--- start Exercise material ---
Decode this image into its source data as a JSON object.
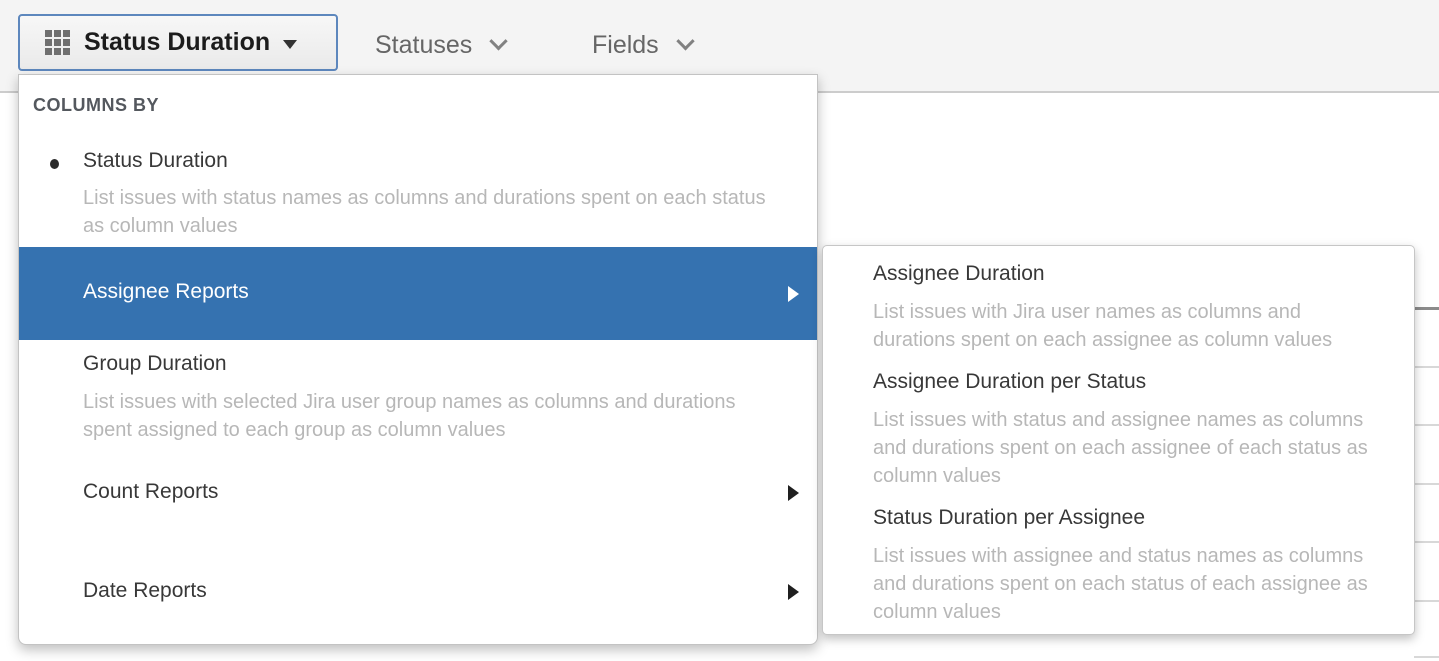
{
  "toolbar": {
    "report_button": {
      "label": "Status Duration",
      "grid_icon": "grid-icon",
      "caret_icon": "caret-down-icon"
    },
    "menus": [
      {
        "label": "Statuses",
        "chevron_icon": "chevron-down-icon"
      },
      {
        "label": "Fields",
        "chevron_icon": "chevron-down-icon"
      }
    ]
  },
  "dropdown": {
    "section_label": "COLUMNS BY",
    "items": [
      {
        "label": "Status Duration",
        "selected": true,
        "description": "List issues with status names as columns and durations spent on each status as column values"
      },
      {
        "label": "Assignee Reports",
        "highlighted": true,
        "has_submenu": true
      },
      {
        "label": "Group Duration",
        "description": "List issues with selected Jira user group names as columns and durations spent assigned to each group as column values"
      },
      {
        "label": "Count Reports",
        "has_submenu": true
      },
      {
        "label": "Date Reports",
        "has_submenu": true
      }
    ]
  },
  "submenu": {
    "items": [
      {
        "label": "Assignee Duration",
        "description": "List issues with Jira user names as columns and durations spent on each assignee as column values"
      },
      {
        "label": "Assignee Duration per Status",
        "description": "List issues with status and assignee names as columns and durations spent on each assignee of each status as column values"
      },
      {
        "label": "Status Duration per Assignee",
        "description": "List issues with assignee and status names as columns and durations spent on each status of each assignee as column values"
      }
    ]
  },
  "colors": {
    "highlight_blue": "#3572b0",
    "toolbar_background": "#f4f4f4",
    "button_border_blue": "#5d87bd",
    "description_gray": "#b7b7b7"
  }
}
--- end Exercise material ---
--- start Exercise material ---
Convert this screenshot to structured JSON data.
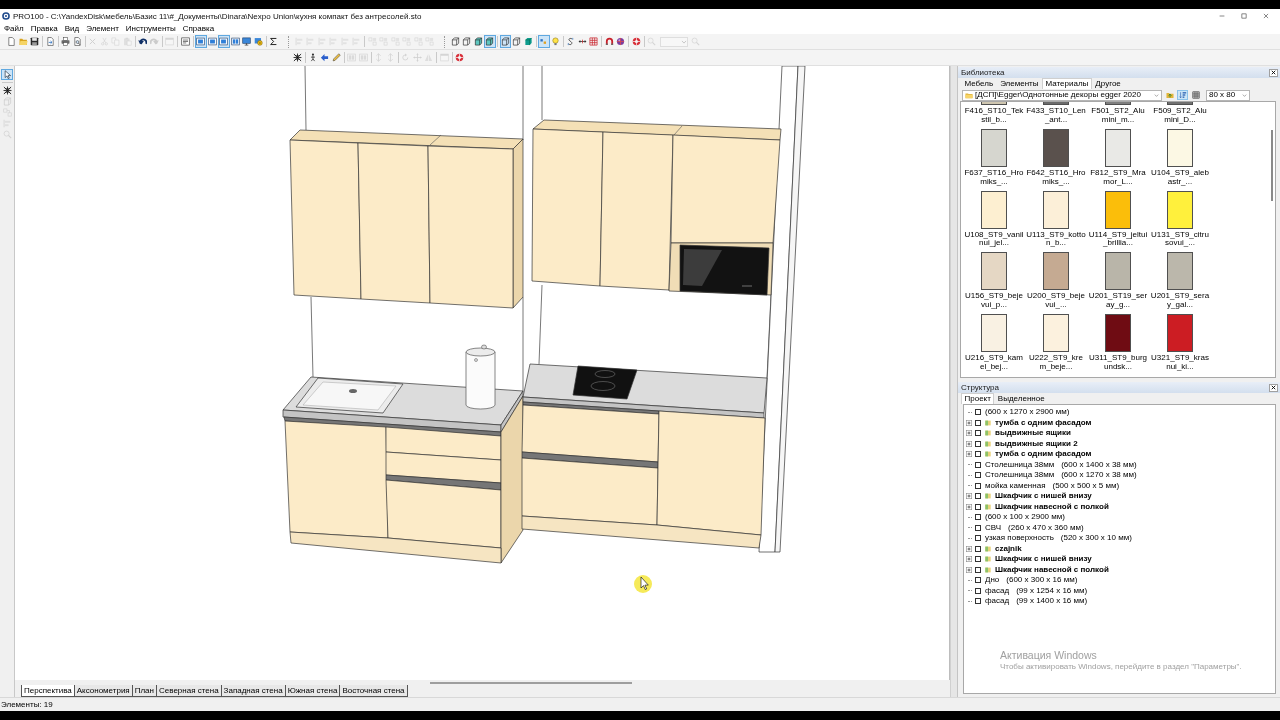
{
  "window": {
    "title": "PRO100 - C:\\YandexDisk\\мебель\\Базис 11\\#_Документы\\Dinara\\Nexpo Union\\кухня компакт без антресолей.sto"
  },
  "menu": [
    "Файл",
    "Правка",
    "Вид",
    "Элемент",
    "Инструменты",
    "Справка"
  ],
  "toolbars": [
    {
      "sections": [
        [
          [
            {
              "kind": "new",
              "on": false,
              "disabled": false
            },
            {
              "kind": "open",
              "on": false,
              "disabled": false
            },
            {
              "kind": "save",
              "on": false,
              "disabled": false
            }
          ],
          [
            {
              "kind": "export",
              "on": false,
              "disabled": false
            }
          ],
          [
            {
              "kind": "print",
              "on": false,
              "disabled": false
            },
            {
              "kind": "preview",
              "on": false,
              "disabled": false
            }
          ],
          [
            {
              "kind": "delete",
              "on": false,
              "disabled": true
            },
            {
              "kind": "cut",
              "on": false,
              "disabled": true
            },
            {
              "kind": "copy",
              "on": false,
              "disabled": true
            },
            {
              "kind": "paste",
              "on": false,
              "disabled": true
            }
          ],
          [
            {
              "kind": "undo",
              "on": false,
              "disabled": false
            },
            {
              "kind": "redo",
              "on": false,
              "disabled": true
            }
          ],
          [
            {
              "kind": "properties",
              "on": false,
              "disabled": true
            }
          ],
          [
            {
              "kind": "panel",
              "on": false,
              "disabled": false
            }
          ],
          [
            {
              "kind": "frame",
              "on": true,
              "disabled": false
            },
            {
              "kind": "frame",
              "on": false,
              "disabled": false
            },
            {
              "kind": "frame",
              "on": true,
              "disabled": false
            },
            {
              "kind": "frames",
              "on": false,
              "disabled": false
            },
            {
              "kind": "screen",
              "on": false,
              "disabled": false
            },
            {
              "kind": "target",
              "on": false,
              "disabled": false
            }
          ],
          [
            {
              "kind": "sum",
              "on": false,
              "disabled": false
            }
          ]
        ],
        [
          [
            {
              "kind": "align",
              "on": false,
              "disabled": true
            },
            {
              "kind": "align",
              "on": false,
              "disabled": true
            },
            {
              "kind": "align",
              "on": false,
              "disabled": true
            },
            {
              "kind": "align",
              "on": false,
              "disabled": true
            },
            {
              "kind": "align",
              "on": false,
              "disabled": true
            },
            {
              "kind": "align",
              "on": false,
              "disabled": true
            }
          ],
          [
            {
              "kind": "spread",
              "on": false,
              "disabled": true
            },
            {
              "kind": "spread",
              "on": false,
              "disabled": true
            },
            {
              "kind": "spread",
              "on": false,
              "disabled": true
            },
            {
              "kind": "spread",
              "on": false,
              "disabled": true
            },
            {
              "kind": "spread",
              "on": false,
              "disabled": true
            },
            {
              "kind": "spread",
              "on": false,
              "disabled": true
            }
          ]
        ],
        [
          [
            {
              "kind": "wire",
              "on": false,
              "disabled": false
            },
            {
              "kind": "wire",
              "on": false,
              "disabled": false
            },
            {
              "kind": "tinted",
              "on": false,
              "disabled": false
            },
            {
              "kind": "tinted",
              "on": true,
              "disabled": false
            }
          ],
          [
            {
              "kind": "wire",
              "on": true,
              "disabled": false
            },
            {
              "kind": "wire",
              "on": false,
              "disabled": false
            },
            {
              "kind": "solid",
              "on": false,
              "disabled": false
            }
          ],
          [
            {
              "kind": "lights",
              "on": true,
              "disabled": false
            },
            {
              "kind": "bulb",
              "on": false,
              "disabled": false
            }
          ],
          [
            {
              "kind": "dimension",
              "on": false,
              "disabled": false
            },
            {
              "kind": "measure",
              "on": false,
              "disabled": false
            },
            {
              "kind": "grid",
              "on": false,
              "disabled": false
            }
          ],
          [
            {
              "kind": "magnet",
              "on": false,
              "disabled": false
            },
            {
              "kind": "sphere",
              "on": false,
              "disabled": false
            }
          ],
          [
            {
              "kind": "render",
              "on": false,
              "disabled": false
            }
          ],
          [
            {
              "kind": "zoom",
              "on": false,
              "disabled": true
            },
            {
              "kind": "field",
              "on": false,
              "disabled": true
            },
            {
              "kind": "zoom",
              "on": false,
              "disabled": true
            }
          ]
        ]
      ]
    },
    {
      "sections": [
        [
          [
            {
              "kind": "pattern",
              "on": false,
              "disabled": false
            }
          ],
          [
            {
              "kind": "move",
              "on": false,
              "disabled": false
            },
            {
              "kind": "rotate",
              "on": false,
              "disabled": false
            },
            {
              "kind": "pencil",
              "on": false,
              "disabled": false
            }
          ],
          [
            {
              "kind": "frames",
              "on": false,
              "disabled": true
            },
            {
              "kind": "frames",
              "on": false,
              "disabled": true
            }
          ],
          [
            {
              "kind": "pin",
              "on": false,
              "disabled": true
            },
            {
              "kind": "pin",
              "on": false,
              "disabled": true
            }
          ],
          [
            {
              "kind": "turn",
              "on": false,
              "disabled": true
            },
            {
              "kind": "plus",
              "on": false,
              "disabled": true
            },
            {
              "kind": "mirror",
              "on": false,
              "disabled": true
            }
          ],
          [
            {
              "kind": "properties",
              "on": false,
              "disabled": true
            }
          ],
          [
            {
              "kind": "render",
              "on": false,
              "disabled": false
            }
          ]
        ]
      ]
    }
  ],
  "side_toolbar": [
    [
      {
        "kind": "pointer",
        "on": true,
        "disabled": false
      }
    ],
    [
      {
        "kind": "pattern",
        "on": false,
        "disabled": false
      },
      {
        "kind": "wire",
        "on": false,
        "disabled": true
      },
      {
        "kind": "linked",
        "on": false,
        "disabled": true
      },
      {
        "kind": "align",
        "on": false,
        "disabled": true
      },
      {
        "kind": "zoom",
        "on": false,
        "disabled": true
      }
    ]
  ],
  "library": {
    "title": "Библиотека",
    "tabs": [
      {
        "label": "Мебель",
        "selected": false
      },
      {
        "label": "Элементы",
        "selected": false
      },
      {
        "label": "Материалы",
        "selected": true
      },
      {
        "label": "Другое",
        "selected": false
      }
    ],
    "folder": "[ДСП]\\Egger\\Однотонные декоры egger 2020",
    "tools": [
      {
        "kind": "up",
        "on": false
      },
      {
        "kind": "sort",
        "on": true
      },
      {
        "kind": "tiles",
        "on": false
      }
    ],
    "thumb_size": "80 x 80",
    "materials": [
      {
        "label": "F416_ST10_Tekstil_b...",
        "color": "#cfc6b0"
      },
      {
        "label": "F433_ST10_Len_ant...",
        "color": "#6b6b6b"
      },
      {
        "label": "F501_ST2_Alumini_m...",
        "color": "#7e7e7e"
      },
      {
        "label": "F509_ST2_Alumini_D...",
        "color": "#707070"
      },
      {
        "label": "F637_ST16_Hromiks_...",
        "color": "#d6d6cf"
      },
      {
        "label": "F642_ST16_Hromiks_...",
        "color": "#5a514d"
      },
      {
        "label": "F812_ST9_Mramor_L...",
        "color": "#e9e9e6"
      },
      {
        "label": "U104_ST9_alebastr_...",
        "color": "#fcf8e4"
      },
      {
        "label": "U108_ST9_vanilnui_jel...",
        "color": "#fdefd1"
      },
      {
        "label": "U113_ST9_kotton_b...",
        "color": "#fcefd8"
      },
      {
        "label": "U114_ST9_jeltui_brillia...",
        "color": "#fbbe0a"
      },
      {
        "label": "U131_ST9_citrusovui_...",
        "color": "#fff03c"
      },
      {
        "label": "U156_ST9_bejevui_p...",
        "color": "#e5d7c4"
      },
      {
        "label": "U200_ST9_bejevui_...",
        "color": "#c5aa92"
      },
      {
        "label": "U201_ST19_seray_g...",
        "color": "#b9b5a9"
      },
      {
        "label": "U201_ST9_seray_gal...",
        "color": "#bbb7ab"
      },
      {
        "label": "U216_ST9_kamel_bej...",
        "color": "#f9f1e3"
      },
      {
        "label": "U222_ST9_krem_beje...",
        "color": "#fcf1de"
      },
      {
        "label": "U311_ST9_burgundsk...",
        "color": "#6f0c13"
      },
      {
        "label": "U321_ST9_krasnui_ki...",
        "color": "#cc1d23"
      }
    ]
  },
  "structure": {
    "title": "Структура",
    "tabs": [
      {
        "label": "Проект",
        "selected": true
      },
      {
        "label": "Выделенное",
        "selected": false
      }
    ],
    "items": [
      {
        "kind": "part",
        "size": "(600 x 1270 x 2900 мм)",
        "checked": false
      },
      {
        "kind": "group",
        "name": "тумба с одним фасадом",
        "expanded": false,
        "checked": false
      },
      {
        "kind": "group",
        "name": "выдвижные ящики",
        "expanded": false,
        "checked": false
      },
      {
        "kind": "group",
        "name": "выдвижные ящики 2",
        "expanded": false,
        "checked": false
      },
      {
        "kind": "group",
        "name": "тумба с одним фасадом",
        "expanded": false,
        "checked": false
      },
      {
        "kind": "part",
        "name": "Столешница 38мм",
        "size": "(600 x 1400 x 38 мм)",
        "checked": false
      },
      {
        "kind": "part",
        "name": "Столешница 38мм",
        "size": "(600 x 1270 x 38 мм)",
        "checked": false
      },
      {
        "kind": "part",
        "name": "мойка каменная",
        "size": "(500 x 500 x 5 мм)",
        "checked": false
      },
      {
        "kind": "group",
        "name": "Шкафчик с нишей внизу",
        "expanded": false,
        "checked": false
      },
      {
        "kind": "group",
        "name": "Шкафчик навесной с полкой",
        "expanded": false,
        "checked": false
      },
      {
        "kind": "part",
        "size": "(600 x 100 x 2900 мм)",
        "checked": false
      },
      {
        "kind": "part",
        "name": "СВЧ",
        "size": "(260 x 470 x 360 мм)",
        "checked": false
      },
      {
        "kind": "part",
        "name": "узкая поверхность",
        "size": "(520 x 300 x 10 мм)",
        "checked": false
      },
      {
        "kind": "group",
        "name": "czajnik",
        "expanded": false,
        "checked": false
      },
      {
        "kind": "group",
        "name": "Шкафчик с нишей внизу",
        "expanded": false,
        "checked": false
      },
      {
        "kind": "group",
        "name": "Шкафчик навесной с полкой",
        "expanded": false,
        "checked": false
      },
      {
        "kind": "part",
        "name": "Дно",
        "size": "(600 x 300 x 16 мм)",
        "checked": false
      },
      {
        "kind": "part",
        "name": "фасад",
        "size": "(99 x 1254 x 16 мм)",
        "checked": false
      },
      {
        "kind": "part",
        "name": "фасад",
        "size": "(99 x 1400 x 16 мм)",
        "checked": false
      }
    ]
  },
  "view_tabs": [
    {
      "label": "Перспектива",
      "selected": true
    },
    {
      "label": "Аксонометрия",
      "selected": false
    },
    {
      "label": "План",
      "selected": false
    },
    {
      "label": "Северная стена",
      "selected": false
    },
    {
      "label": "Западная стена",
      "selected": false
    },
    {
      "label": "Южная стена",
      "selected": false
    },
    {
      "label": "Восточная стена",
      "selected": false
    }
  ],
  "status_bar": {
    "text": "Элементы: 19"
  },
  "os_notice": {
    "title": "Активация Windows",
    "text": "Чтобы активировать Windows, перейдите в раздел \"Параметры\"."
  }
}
--- end Exercise material ---
- [Exercise objective]
Wherever the word "Reports" occurs in a line of the listing, copy that line.

- [Solution to the problem]
        "label": "Assignee Reports",
        "label": "Count Reports",
        "label": "Date Reports",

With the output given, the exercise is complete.